Aim of the exercise: Present the data once more in exactly its original form.

Records shown:
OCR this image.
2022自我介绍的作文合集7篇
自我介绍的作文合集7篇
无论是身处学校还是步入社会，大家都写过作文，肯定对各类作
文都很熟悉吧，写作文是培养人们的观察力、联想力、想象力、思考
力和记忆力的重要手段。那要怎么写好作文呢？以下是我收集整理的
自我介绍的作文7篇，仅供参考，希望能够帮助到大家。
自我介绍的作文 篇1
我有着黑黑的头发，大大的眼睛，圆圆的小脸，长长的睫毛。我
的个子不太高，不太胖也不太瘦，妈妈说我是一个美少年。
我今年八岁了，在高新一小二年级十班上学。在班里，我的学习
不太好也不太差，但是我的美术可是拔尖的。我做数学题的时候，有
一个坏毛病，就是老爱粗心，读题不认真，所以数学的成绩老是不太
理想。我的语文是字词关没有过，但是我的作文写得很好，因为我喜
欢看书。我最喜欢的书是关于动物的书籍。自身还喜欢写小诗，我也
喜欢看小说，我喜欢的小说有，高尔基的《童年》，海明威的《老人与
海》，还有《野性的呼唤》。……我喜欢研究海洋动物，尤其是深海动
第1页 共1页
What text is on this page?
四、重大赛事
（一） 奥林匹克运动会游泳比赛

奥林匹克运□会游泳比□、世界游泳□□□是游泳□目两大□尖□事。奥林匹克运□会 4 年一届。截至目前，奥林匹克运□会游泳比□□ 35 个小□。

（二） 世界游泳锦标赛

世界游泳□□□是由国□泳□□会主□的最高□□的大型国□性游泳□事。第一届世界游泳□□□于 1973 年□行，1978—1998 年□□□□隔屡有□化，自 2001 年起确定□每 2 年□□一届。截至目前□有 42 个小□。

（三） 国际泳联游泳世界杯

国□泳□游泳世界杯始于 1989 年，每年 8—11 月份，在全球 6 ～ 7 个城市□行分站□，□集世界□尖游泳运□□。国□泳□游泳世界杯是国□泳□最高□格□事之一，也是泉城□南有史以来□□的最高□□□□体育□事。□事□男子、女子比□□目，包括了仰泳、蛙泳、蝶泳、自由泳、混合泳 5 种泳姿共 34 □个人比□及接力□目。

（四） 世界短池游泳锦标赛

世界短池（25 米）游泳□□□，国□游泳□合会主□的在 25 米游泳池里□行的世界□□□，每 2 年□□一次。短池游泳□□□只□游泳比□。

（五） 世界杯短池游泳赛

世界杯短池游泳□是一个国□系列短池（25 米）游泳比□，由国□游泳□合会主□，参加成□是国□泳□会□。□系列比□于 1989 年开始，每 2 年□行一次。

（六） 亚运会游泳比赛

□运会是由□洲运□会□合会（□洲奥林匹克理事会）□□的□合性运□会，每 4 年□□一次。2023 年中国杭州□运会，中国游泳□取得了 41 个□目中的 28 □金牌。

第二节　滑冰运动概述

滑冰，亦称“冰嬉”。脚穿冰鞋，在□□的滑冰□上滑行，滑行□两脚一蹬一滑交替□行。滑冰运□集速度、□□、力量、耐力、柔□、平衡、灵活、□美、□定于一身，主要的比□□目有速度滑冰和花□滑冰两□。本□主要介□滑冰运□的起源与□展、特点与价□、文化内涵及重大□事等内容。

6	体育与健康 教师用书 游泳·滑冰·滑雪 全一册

The result:
OCR this image.
2022自我介绍的作文合集7篇
自我介绍的作文合集7篇
无论是身处学校还是步入社会，大家都写过作文，肯定对各类作
文都很熟悉吧，写作文是培养人们的观察力、联想力、想象力、思考
力和记忆力的重要手段。那要怎么写好作文呢？以下是我收集整理的
自我介绍的作文7篇，仅供参考，希望能够帮助到大家。
自我介绍的作文 篇1
我有着黑黑的头发，大大的眼睛，圆圆的小脸，长长的睫毛。我
的个子不太高，不太胖也不太瘦，妈妈说我是一个美少年。
我今年八岁了，在高新一小二年级十班上学。在班里，我的学习
不太好也不太差，但是我的美术可是拔尖的。我做数学题的时候，有
一个坏毛病，就是老爱粗心，读题不认真，所以数学的成绩老是不太
理想。我的语文是字词关没有过，但是我的作文写得很好，因为我喜
欢看书。我最喜欢的书是关于动物的书籍。自身还喜欢写小诗，我也
喜欢看小说，我喜欢的小说有，高尔基的《童年》，海明威的《老人与
海》，还有《野性的呼唤》。……我喜欢研究海洋动物，尤其是深海动
第1页 共1页
What text is on this page?
四、重大赛事
（一） 奥林匹克运动会游泳比赛

奥林匹克运□会游泳比□、世界游泳□□□是游泳□目两大□尖□事。奥林匹克运□会 4 年一届。截至目前，奥林匹克运□会游泳比□□ 35 个小□。

（二） 世界游泳锦标赛

世界游泳□□□是由国□泳□□会主□的最高□□的大型国□性游泳□事。第一届世界游泳□□□于 1973 年□行，1978—1998 年□□□□隔屡有□化，自 2001 年起确定□每 2 年□□一届。截至目前□有 42 个小□。

（三） 国际泳联游泳世界杯

国□泳□游泳世界杯始于 1989 年，每年 8—11 月份，在全球 6 ～ 7 个城市□行分站□，□集世界□尖游泳运□□。国□泳□游泳世界杯是国□泳□最高□格□事之一，也是泉城□南有史以来□□的最高□□□□体育□事。□事□男子、女子比□□目，包括了仰泳、蛙泳、蝶泳、自由泳、混合泳 5 种泳姿共 34 □个人比□及接力□目。

（四） 世界短池游泳锦标赛

世界短池（25 米）游泳□□□，国□游泳□合会主□的在 25 米游泳池里□行的世界□□□，每 2 年□□一次。短池游泳□□□只□游泳比□。

（五） 世界杯短池游泳赛

世界杯短池游泳□是一个国□系列短池（25 米）游泳比□，由国□游泳□合会主□，参加成□是国□泳□会□。□系列比□于 1989 年开始，每 2 年□行一次。

（六） 亚运会游泳比赛

□运会是由□洲运□会□合会（□洲奥林匹克理事会）□□的□合性运□会，每 4 年□□一次。2023 年中国杭州□运会，中国游泳□取得了 41 个□目中的 28 □金牌。

第二节　滑冰运动概述

滑冰，亦称“冰嬉”。脚穿冰鞋，在□□的滑冰□上滑行，滑行□两脚一蹬一滑交替□行。滑冰运□集速度、□□、力量、耐力、柔□、平衡、灵活、□美、□定于一身，主要的比□□目有速度滑冰和花□滑冰两□。本□主要介□滑冰运□的起源与□展、特点与价□、文化内涵及重大□事等内容。

6	体育与健康 教师用书 游泳·滑冰·滑雪 全一册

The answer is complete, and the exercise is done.